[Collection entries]
════════════════
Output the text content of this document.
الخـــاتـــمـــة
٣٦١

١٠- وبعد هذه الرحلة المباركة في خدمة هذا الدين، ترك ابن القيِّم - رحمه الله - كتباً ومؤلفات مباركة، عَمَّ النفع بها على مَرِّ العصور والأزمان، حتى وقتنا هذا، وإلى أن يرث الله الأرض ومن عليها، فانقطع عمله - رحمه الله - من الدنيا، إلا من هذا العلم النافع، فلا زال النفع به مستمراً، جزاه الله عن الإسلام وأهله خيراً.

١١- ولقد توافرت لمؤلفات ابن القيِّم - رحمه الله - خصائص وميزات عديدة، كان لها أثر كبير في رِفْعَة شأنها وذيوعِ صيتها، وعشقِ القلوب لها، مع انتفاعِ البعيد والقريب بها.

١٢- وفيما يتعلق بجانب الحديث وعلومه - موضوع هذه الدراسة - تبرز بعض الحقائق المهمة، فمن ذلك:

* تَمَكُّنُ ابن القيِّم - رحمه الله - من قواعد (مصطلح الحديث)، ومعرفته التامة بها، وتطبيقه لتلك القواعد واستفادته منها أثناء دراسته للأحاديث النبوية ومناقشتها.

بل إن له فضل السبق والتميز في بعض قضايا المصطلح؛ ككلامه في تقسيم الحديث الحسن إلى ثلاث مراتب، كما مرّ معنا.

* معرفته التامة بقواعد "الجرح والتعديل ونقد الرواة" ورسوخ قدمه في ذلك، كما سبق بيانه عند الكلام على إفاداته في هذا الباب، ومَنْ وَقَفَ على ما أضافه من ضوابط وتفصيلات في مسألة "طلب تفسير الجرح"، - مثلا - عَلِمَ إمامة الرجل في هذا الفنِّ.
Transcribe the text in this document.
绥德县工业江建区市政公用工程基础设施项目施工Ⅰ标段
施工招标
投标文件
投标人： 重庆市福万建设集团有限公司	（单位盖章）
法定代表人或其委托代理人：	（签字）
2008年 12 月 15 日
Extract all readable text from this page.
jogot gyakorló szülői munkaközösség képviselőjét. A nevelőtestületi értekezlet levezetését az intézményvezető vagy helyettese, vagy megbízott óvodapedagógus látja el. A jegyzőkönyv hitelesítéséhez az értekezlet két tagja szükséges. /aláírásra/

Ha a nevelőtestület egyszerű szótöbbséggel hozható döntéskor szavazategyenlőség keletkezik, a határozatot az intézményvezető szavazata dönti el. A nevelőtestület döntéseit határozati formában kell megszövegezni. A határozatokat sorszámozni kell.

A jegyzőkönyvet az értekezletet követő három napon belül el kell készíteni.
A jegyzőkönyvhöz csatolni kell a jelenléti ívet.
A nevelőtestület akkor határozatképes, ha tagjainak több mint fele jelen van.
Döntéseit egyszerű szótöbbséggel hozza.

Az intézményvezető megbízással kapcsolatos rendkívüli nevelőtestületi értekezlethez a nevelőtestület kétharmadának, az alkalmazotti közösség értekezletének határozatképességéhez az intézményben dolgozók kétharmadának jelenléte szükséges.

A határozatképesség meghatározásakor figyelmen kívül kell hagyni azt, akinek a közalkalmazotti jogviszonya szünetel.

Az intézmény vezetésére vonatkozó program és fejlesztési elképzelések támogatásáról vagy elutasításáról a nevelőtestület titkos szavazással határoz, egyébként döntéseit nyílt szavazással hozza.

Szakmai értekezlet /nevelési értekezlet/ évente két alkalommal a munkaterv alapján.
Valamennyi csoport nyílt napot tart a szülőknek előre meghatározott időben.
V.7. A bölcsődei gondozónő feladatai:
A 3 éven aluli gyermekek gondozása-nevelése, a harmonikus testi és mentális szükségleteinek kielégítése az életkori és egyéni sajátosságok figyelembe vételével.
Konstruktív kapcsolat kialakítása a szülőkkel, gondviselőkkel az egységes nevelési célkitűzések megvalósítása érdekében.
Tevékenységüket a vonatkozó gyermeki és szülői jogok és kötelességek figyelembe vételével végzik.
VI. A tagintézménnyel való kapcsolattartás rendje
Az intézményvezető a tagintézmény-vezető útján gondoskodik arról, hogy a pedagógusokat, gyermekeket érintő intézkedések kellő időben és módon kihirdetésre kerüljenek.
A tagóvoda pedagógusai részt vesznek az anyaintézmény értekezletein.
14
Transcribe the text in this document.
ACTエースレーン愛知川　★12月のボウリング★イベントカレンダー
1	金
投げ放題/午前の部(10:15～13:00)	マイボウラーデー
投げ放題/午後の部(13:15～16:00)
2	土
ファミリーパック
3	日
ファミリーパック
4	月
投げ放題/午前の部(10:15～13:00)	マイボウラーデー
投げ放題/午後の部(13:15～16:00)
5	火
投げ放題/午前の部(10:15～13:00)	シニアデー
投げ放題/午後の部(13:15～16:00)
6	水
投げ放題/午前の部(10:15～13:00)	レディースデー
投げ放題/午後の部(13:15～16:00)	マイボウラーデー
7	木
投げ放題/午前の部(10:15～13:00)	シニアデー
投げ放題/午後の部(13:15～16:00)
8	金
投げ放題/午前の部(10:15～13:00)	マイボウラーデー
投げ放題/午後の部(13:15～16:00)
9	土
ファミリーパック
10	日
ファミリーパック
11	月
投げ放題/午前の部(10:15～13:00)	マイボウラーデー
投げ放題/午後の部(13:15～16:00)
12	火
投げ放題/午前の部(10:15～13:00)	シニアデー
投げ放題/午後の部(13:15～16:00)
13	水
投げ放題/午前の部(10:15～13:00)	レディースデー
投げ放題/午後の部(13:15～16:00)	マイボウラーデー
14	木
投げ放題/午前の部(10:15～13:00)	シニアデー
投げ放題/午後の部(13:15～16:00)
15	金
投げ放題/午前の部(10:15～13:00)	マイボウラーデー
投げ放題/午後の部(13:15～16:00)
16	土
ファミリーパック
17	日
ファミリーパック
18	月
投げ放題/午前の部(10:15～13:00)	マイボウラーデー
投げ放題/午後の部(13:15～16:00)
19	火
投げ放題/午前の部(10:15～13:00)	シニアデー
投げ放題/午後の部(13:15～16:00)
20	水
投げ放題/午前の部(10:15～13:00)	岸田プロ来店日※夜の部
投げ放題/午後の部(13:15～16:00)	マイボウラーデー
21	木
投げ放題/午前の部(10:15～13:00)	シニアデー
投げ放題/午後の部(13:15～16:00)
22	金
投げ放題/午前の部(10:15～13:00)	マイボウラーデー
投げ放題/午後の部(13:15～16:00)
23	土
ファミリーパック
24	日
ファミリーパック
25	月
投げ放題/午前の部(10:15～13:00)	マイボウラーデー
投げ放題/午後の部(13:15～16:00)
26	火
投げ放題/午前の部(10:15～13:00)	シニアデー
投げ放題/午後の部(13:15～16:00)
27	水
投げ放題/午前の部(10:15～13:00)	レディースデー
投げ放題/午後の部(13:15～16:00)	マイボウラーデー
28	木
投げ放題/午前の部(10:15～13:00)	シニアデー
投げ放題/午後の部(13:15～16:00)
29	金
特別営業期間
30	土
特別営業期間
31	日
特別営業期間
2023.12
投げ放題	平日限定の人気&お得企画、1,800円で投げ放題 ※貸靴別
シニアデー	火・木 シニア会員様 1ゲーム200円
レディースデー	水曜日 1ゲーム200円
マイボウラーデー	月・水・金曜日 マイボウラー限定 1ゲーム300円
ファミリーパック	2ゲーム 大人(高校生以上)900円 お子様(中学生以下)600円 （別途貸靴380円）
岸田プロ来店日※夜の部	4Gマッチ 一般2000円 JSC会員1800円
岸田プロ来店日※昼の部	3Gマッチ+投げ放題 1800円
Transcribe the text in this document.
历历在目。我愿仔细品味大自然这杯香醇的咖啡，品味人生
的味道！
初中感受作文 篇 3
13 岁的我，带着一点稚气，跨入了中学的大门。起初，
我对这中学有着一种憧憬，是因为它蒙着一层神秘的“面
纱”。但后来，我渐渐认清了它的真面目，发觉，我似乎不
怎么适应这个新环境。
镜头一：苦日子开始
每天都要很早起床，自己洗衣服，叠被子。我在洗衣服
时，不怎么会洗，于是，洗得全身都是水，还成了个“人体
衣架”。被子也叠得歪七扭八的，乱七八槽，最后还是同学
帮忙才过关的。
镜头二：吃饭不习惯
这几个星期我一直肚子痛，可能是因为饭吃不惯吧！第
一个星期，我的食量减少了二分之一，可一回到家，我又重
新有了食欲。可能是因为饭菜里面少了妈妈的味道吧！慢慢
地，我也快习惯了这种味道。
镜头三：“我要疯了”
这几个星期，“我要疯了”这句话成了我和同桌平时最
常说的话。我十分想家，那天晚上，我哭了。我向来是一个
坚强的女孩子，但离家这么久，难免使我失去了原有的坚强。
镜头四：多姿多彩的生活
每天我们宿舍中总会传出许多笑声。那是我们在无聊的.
════════════════
◆ Your instructions
Extract every line containing the string "رحمه" from the material.

◆ Task output
١٠- وبعد هذه الرحلة المباركة في خدمة هذا الدين، ترك ابن القيِّم - رحمه الله - كتباً ومؤلفات مباركة، عَمَّ النفع بها على مَرِّ العصور والأزمان، حتى وقتنا هذا، وإلى أن يرث الله الأرض ومن عليها، فانقطع عمله - رحمه الله - من الدنيا، إلا من هذا العلم النافع، فلا زال النفع به مستمراً، جزاه الله عن الإسلام وأهله خيراً.
١١- ولقد توافرت لمؤلفات ابن القيِّم - رحمه الله - خصائص وميزات عديدة، كان لها أثر كبير في رِفْعَة شأنها وذيوعِ صيتها، وعشقِ القلوب لها، مع انتفاعِ البعيد والقريب بها.
* تَمَكُّنُ ابن القيِّم - رحمه الله - من قواعد (مصطلح الحديث)، ومعرفته التامة بها، وتطبيقه لتلك القواعد واستفادته منها أثناء دراسته للأحاديث النبوية ومناقشتها.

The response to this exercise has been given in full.